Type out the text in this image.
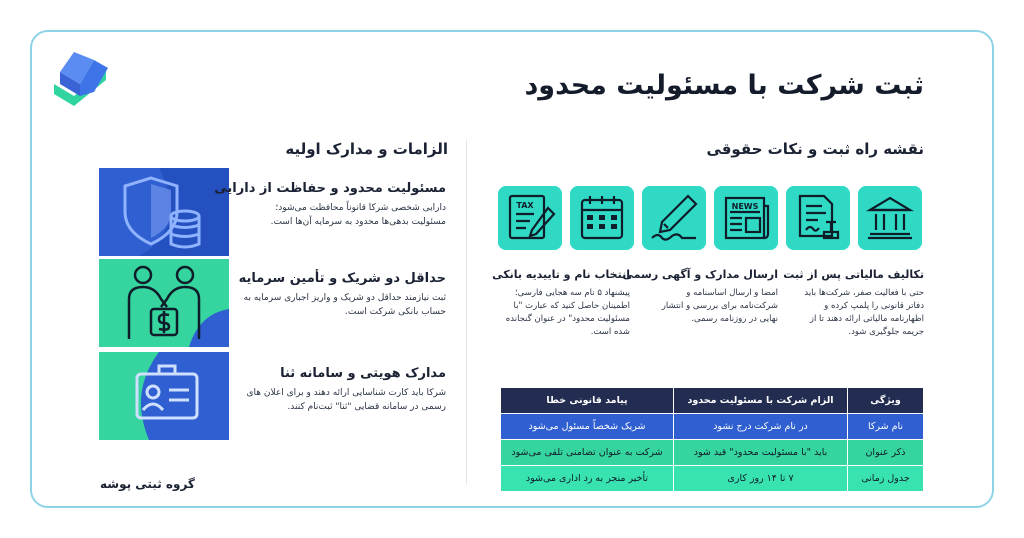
ثبت شرکت با مسئولیت محدود
الزامات و مدارک اولیه
مسئولیت محدود و حفاظت از دارایی
دارایی شخصی شرکا قانوناً محافظت می‌شود؛ مسئولیت بدهی‌ها محدود به سرمایه آن‌ها است.
حداقل دو شریک و تأمین سرمایه
ثبت نیازمند حداقل دو شریک و واریز اجباری سرمایه به حساب بانکی شرکت است.
مدارک هویتی و سامانه ثنا
شرکا باید کارت شناسایی ارائه دهند و برای اعلان های رسمی در سامانه قضایی "ثنا" ثبت‌نام کنند.
گروه ثبتی پوشه
نقشه راه ثبت و نکات حقوقی
NEWS
TAX
تکالیف مالیاتی پس از ثبت
حتی با فعالیت صفر، شرکت‌ها باید دفاتر قانونی را پلمپ کرده و اظهارنامه مالیاتی ارائه دهند تا از جریمه جلوگیری شود.
ارسال مدارک و آگهی رسمی
امضا و ارسال اساسنامه و شرکت‌نامه برای بررسی و انتشار نهایی در روزنامه رسمی.
انتخاب نام و تاییدیه بانکی
پیشنهاد ۵ نام سه هجایی فارسی؛ اطمینان حاصل کنید که عبارت "با مسئولیت محدود" در عنوان گنجانده شده است.
ویژگی	الزام شرکت با مسئولیت محدود	پیامد قانونی خطا
نام شرکا	در نام شرکت درج نشود	شریک شخصاً مسئول می‌شود
ذکر عنوان	باید "با مسئولیت محدود" قید شود	شرکت به عنوان تضامنی تلقی می‌شود
جدول زمانی	۷ تا ۱۴ روز کاری	تأخیر منجر به رد اداری می‌شود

-*-

_WHAT IS BEING ASKED_.
Transcribe every entry word for word, but skip the pictures.

_RESULT_.
Type out the text in this image.
ثبت شرکت با مسئولیت محدود
الزامات و مدارک اولیه
مسئولیت محدود و حفاظت از دارایی
دارایی شخصی شرکا قانوناً محافظت می‌شود؛ مسئولیت بدهی‌ها محدود به سرمایه آن‌ها است.
حداقل دو شریک و تأمین سرمایه
ثبت نیازمند حداقل دو شریک و واریز اجباری سرمایه به حساب بانکی شرکت است.
مدارک هویتی و سامانه ثنا
شرکا باید کارت شناسایی ارائه دهند و برای اعلان های رسمی در سامانه قضایی "ثنا" ثبت‌نام کنند.
گروه ثبتی پوشه
نقشه راه ثبت و نکات حقوقی
NEWS
TAX
تکالیف مالیاتی پس از ثبت
حتی با فعالیت صفر، شرکت‌ها باید دفاتر قانونی را پلمپ کرده و اظهارنامه مالیاتی ارائه دهند تا از جریمه جلوگیری شود.
ارسال مدارک و آگهی رسمی
امضا و ارسال اساسنامه و شرکت‌نامه برای بررسی و انتشار نهایی در روزنامه رسمی.
انتخاب نام و تاییدیه بانکی
پیشنهاد ۵ نام سه هجایی فارسی؛ اطمینان حاصل کنید که عبارت "با مسئولیت محدود" در عنوان گنجانده شده است.
ویژگی	الزام شرکت با مسئولیت محدود	پیامد قانونی خطا
نام شرکا	در نام شرکت درج نشود	شریک شخصاً مسئول می‌شود
ذکر عنوان	باید "با مسئولیت محدود" قید شود	شرکت به عنوان تضامنی تلقی می‌شود
جدول زمانی	۷ تا ۱۴ روز کاری	تأخیر منجر به رد اداری می‌شود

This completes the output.